- STATED PROBLEM -
Find the lines containing the word "name" and copy every one of them.

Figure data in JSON
——————————

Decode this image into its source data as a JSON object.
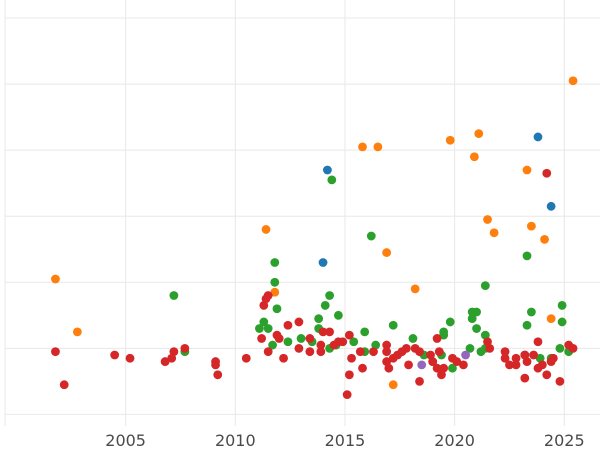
{
  "chart_data": {
    "type": "scatter",
    "title": "",
    "xlabel": "",
    "ylabel": "",
    "xlim": [
      1999.5,
      2026.4
    ],
    "ylim": [
      -3.5,
      120
    ],
    "grid": true,
    "x_ticks": [
      2005,
      2010,
      2015,
      2020,
      2025
    ],
    "x_tick_labels": [
      "2005",
      "2010",
      "2015",
      "2020",
      "2025"
    ],
    "y_gridlines": [
      0,
      20,
      40,
      60,
      80,
      100,
      120
    ],
    "series": [
      {
        "name": "blue",
        "color": "#1f77b4",
        "points": [
          [
            2014.2,
            74
          ],
          [
            2014.0,
            46
          ],
          [
            2023.8,
            84
          ],
          [
            2024.4,
            63
          ]
        ]
      },
      {
        "name": "orange",
        "color": "#ff7f0e",
        "points": [
          [
            2001.8,
            41
          ],
          [
            2002.8,
            25
          ],
          [
            2011.4,
            56
          ],
          [
            2011.8,
            37
          ],
          [
            2015.8,
            81
          ],
          [
            2016.5,
            81
          ],
          [
            2016.9,
            49
          ],
          [
            2017.2,
            9
          ],
          [
            2018.2,
            38
          ],
          [
            2019.8,
            83
          ],
          [
            2020.9,
            78
          ],
          [
            2021.1,
            85
          ],
          [
            2021.5,
            59
          ],
          [
            2021.8,
            55
          ],
          [
            2023.3,
            74
          ],
          [
            2023.5,
            57
          ],
          [
            2024.1,
            53
          ],
          [
            2024.4,
            29
          ],
          [
            2025.4,
            101
          ]
        ]
      },
      {
        "name": "green",
        "color": "#2ca02c",
        "points": [
          [
            2007.2,
            36
          ],
          [
            2007.7,
            19
          ],
          [
            2011.1,
            26
          ],
          [
            2011.3,
            28
          ],
          [
            2011.5,
            26
          ],
          [
            2011.7,
            21
          ],
          [
            2011.8,
            40
          ],
          [
            2011.8,
            46
          ],
          [
            2011.9,
            32
          ],
          [
            2012.4,
            22
          ],
          [
            2013.0,
            23
          ],
          [
            2013.5,
            22
          ],
          [
            2013.8,
            26
          ],
          [
            2013.8,
            29
          ],
          [
            2014.1,
            33
          ],
          [
            2014.3,
            20
          ],
          [
            2014.3,
            36
          ],
          [
            2014.4,
            71
          ],
          [
            2014.6,
            21
          ],
          [
            2014.7,
            30
          ],
          [
            2015.4,
            22
          ],
          [
            2015.9,
            19
          ],
          [
            2015.9,
            25
          ],
          [
            2016.2,
            54
          ],
          [
            2016.4,
            21
          ],
          [
            2017.2,
            27
          ],
          [
            2018.1,
            23
          ],
          [
            2018.6,
            18
          ],
          [
            2019.0,
            16
          ],
          [
            2019.4,
            18
          ],
          [
            2019.5,
            24
          ],
          [
            2019.5,
            25
          ],
          [
            2019.8,
            28
          ],
          [
            2019.9,
            14
          ],
          [
            2020.7,
            20
          ],
          [
            2020.8,
            29
          ],
          [
            2020.8,
            31
          ],
          [
            2021.0,
            26
          ],
          [
            2021.0,
            31
          ],
          [
            2021.2,
            19
          ],
          [
            2021.4,
            20
          ],
          [
            2021.4,
            24
          ],
          [
            2021.4,
            39
          ],
          [
            2023.2,
            18
          ],
          [
            2023.3,
            27
          ],
          [
            2023.3,
            48
          ],
          [
            2023.5,
            31
          ],
          [
            2023.9,
            17
          ],
          [
            2024.4,
            17
          ],
          [
            2024.8,
            20
          ],
          [
            2024.9,
            33
          ],
          [
            2024.9,
            28
          ],
          [
            2025.2,
            19
          ]
        ]
      },
      {
        "name": "red",
        "color": "#d62728",
        "points": [
          [
            2001.8,
            19
          ],
          [
            2002.2,
            9
          ],
          [
            2004.5,
            18
          ],
          [
            2005.2,
            17
          ],
          [
            2006.8,
            16
          ],
          [
            2007.1,
            17
          ],
          [
            2007.2,
            19
          ],
          [
            2007.7,
            20
          ],
          [
            2009.1,
            16
          ],
          [
            2009.1,
            15
          ],
          [
            2009.2,
            12
          ],
          [
            2010.5,
            17
          ],
          [
            2011.2,
            23
          ],
          [
            2011.3,
            33
          ],
          [
            2011.4,
            35
          ],
          [
            2011.5,
            36
          ],
          [
            2011.5,
            19
          ],
          [
            2011.9,
            24
          ],
          [
            2012.0,
            23
          ],
          [
            2012.2,
            17
          ],
          [
            2012.4,
            27
          ],
          [
            2012.9,
            28
          ],
          [
            2012.9,
            20
          ],
          [
            2013.4,
            19
          ],
          [
            2013.4,
            23
          ],
          [
            2013.9,
            19
          ],
          [
            2013.9,
            21
          ],
          [
            2014.0,
            25
          ],
          [
            2014.3,
            25
          ],
          [
            2014.5,
            21
          ],
          [
            2014.7,
            22
          ],
          [
            2014.9,
            22
          ],
          [
            2015.1,
            6
          ],
          [
            2015.2,
            12
          ],
          [
            2015.2,
            24
          ],
          [
            2015.3,
            17
          ],
          [
            2015.7,
            19
          ],
          [
            2015.8,
            14
          ],
          [
            2016.3,
            19
          ],
          [
            2016.9,
            21
          ],
          [
            2016.9,
            19
          ],
          [
            2016.9,
            16
          ],
          [
            2017.0,
            14
          ],
          [
            2017.2,
            17
          ],
          [
            2017.4,
            18
          ],
          [
            2017.6,
            19
          ],
          [
            2017.8,
            20
          ],
          [
            2017.9,
            15
          ],
          [
            2018.2,
            20
          ],
          [
            2018.4,
            19
          ],
          [
            2018.4,
            10
          ],
          [
            2018.9,
            18
          ],
          [
            2019.0,
            16
          ],
          [
            2019.2,
            23
          ],
          [
            2019.2,
            14
          ],
          [
            2019.3,
            19
          ],
          [
            2019.4,
            12
          ],
          [
            2019.5,
            14
          ],
          [
            2019.9,
            17
          ],
          [
            2020.1,
            16
          ],
          [
            2020.4,
            15
          ],
          [
            2021.5,
            22
          ],
          [
            2021.6,
            20
          ],
          [
            2022.3,
            19
          ],
          [
            2022.3,
            17
          ],
          [
            2022.5,
            15
          ],
          [
            2022.8,
            15
          ],
          [
            2022.8,
            17
          ],
          [
            2023.2,
            18
          ],
          [
            2023.2,
            11
          ],
          [
            2023.3,
            16
          ],
          [
            2023.6,
            18
          ],
          [
            2023.8,
            14
          ],
          [
            2023.8,
            22
          ],
          [
            2024.0,
            15
          ],
          [
            2024.2,
            73
          ],
          [
            2024.2,
            12
          ],
          [
            2024.4,
            16
          ],
          [
            2024.5,
            17
          ],
          [
            2024.8,
            10
          ],
          [
            2025.2,
            21
          ],
          [
            2025.4,
            20
          ]
        ]
      },
      {
        "name": "purple",
        "color": "#9467bd",
        "points": [
          [
            2018.5,
            15
          ],
          [
            2020.5,
            18
          ]
        ]
      }
    ]
  }
}
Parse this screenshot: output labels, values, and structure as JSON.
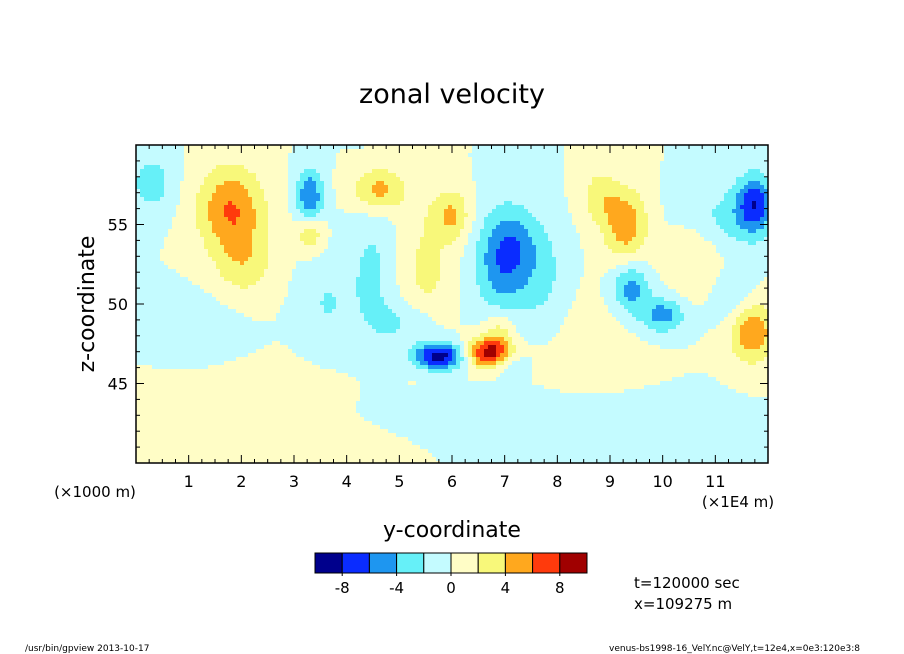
{
  "chart_data": {
    "type": "heatmap",
    "title": "zonal velocity",
    "xlabel": "y-coordinate",
    "ylabel": "z-coordinate",
    "x_unit_left": "(×1000 m)",
    "x_unit_right": "(×1E4 m)",
    "xlim": [
      0,
      12
    ],
    "ylim": [
      40,
      60
    ],
    "x_ticks": [
      1,
      2,
      3,
      4,
      5,
      6,
      7,
      8,
      9,
      10,
      11
    ],
    "x_tick_labels": [
      "1",
      "2",
      "3",
      "4",
      "5",
      "6",
      "7",
      "8",
      "9",
      "10",
      "11"
    ],
    "y_ticks": [
      45,
      50,
      55
    ],
    "y_tick_labels": [
      "45",
      "50",
      "55"
    ],
    "contour_levels": [
      -10,
      -8,
      -6,
      -4,
      -2,
      0,
      2,
      4,
      6,
      8,
      10
    ],
    "colors": [
      "#00008c",
      "#0a2cff",
      "#1e96f0",
      "#66f0f8",
      "#c4fbff",
      "#fffdc6",
      "#f8f87a",
      "#ffa81e",
      "#ff3a0c",
      "#a00000"
    ],
    "colorbar": {
      "tick_labels": [
        "-8",
        "-4",
        "0",
        "4",
        "8"
      ]
    },
    "features": [
      {
        "x": 0.3,
        "y": 57.6,
        "sx": 0.3,
        "sy": 1.4,
        "a": -3
      },
      {
        "x": 1.8,
        "y": 56.0,
        "sx": 0.45,
        "sy": 1.9,
        "a": 6
      },
      {
        "x": 2.05,
        "y": 52.5,
        "sx": 0.4,
        "sy": 1.6,
        "a": 3
      },
      {
        "x": 3.3,
        "y": 56.8,
        "sx": 0.18,
        "sy": 1.2,
        "a": -6
      },
      {
        "x": 3.3,
        "y": 54.4,
        "sx": 0.18,
        "sy": 0.8,
        "a": 4
      },
      {
        "x": 4.5,
        "y": 52.0,
        "sx": 0.35,
        "sy": 3.2,
        "a": -2.4
      },
      {
        "x": 3.6,
        "y": 50.0,
        "sx": 0.35,
        "sy": 2.0,
        "a": -2
      },
      {
        "x": 4.6,
        "y": 57.2,
        "sx": 0.35,
        "sy": 1.0,
        "a": 5
      },
      {
        "x": 5.5,
        "y": 52.0,
        "sx": 0.4,
        "sy": 3.2,
        "a": 2.5
      },
      {
        "x": 5.2,
        "y": 48.8,
        "sx": 0.45,
        "sy": 1.0,
        "a": -2.5
      },
      {
        "x": 5.75,
        "y": 46.7,
        "sx": 0.35,
        "sy": 0.6,
        "a": -9.5
      },
      {
        "x": 6.7,
        "y": 46.9,
        "sx": 0.3,
        "sy": 0.7,
        "a": 9.5
      },
      {
        "x": 6.9,
        "y": 48.4,
        "sx": 0.2,
        "sy": 0.9,
        "a": 3
      },
      {
        "x": 7.05,
        "y": 46.2,
        "sx": 0.25,
        "sy": 0.6,
        "a": -2.5
      },
      {
        "x": 7.0,
        "y": 52.5,
        "sx": 0.4,
        "sy": 2.4,
        "a": -5.5
      },
      {
        "x": 7.8,
        "y": 51.5,
        "sx": 0.3,
        "sy": 2.5,
        "a": -2
      },
      {
        "x": 6.0,
        "y": 55.6,
        "sx": 0.25,
        "sy": 1.1,
        "a": 4
      },
      {
        "x": 7.2,
        "y": 54.0,
        "sx": 0.35,
        "sy": 1.5,
        "a": -2
      },
      {
        "x": 9.3,
        "y": 55.0,
        "sx": 0.3,
        "sy": 1.6,
        "a": 5.5
      },
      {
        "x": 8.8,
        "y": 56.8,
        "sx": 0.25,
        "sy": 1.2,
        "a": 3
      },
      {
        "x": 9.4,
        "y": 51.0,
        "sx": 0.25,
        "sy": 1.1,
        "a": -5
      },
      {
        "x": 10.0,
        "y": 49.3,
        "sx": 0.3,
        "sy": 0.8,
        "a": -5
      },
      {
        "x": 10.6,
        "y": 53.5,
        "sx": 0.4,
        "sy": 2.0,
        "a": 2.5
      },
      {
        "x": 11.0,
        "y": 55.3,
        "sx": 0.6,
        "sy": 1.5,
        "a": -3
      },
      {
        "x": 11.75,
        "y": 56.3,
        "sx": 0.25,
        "sy": 1.3,
        "a": -7
      },
      {
        "x": 11.7,
        "y": 48.2,
        "sx": 0.3,
        "sy": 1.3,
        "a": 6
      },
      {
        "x": 11.3,
        "y": 50.3,
        "sx": 0.3,
        "sy": 1.2,
        "a": -2
      },
      {
        "x": 1.2,
        "y": 48.5,
        "sx": 0.6,
        "sy": 1.5,
        "a": -1.3
      },
      {
        "x": 2.3,
        "y": 44.0,
        "sx": 1.2,
        "sy": 1.6,
        "a": 1.0
      },
      {
        "x": 8.5,
        "y": 47.0,
        "sx": 0.8,
        "sy": 2.5,
        "a": 1.0
      },
      {
        "x": 8.5,
        "y": 43.0,
        "sx": 1.5,
        "sy": 1.2,
        "a": -1.0
      },
      {
        "x": 3.5,
        "y": 41.5,
        "sx": 1.0,
        "sy": 0.9,
        "a": 1.0
      },
      {
        "x": 6.0,
        "y": 43.0,
        "sx": 1.2,
        "sy": 1.0,
        "a": -1.0
      }
    ]
  },
  "annotations": {
    "time": "t=120000 sec",
    "x_position": "x=109275 m"
  },
  "footer": {
    "left": "/usr/bin/gpview  2013-10-17",
    "right": "venus-bs1998-16_VelY.nc@VelY,t=12e4,x=0e3:120e3:8"
  }
}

——————————

- RESULT OF THIS TASK -
        "name": "blue",
        "name": "orange",
        "name": "green",
        "name": "red",
        "name": "purple",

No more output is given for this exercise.